Task prompt:
Extract and list every line that contains the word "signal".

Material for this task:
▽

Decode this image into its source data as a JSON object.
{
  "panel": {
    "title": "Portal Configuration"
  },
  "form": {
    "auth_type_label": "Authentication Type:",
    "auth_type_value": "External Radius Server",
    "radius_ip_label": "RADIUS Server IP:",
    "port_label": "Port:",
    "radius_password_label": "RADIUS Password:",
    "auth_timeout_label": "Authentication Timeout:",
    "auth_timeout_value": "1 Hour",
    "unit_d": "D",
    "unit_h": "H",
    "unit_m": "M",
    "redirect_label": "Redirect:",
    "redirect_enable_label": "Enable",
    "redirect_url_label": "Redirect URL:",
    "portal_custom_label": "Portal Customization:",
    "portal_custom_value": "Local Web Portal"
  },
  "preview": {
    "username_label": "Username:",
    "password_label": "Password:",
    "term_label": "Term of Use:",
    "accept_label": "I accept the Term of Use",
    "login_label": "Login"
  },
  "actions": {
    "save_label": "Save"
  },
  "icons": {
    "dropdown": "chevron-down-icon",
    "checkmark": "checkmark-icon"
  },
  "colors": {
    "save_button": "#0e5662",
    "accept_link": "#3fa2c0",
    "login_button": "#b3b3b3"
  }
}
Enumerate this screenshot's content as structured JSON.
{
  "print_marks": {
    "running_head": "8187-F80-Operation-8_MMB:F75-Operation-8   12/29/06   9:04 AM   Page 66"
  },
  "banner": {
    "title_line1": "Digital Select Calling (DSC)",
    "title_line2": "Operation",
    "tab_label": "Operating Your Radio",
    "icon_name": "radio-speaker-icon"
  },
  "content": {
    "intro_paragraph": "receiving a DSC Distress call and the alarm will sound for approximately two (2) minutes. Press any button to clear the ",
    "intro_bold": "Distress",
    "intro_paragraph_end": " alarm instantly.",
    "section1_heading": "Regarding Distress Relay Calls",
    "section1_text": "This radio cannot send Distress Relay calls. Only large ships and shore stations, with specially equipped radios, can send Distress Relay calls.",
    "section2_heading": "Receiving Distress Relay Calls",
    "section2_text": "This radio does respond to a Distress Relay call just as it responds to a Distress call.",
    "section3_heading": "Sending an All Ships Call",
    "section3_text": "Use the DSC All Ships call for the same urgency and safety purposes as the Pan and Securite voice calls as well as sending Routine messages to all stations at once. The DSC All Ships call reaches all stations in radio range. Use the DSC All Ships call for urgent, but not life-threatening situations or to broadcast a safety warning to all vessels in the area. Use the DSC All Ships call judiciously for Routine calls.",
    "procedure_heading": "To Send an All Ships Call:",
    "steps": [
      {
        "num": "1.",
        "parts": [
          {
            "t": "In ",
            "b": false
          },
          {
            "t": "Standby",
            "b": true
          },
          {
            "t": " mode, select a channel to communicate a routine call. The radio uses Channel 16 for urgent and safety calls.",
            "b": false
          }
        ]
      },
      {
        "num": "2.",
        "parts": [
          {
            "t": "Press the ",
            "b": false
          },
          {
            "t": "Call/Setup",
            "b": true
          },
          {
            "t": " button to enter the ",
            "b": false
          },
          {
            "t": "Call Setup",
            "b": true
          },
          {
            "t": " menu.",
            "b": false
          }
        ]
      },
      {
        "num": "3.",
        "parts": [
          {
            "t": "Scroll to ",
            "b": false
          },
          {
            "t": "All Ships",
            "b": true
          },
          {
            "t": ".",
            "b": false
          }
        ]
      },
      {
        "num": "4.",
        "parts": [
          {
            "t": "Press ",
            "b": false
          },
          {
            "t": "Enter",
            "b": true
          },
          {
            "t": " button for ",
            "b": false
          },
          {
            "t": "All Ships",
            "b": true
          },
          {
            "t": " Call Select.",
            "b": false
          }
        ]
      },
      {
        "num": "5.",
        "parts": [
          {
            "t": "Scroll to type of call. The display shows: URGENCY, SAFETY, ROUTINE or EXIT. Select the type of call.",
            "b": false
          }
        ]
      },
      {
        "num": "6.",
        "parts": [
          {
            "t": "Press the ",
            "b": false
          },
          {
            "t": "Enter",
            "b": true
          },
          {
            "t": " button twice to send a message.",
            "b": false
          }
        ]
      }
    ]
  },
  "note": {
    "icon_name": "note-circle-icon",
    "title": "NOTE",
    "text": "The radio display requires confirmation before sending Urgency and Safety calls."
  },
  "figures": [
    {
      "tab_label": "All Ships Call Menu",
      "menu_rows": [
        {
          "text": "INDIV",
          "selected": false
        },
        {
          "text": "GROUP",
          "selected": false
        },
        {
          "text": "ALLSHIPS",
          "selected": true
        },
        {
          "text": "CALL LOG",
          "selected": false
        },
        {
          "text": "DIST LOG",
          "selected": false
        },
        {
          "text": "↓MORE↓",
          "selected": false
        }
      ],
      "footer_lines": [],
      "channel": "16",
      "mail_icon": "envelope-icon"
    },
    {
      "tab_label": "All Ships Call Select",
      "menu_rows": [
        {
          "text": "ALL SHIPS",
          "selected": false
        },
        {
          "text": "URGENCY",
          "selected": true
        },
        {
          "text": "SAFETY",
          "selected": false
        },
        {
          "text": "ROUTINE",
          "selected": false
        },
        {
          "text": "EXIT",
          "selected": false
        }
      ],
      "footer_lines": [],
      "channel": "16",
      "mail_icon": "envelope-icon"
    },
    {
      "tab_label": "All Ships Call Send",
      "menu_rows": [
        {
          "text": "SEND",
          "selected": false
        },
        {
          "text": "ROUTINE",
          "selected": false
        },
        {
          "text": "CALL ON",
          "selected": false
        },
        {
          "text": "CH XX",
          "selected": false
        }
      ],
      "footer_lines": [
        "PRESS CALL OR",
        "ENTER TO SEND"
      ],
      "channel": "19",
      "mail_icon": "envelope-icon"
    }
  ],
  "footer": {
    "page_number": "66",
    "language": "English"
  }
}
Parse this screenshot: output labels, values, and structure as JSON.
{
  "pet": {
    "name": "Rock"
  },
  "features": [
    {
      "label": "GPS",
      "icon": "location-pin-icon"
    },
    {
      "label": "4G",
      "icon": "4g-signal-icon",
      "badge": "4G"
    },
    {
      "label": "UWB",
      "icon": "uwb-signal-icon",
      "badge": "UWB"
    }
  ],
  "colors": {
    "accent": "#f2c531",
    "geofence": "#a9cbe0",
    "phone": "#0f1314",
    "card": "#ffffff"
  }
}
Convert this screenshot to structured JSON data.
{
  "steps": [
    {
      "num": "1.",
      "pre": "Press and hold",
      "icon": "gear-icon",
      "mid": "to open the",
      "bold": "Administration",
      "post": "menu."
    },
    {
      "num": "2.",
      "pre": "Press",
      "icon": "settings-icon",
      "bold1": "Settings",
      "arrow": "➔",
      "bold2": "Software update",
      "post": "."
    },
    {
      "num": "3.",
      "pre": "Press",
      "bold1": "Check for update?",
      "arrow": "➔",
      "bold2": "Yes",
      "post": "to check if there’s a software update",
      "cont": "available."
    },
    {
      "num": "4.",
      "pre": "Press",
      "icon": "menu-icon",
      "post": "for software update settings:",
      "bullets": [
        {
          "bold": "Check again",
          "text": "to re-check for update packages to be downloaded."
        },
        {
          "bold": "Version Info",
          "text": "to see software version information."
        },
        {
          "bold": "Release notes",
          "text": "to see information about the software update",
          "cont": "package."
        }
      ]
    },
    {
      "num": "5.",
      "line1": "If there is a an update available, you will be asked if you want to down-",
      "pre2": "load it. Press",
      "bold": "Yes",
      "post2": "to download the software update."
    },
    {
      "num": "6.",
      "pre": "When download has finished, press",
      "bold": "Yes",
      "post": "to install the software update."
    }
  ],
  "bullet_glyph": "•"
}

△

Written response:
      "icon": "4g-signal-icon",
      "icon": "uwb-signal-icon",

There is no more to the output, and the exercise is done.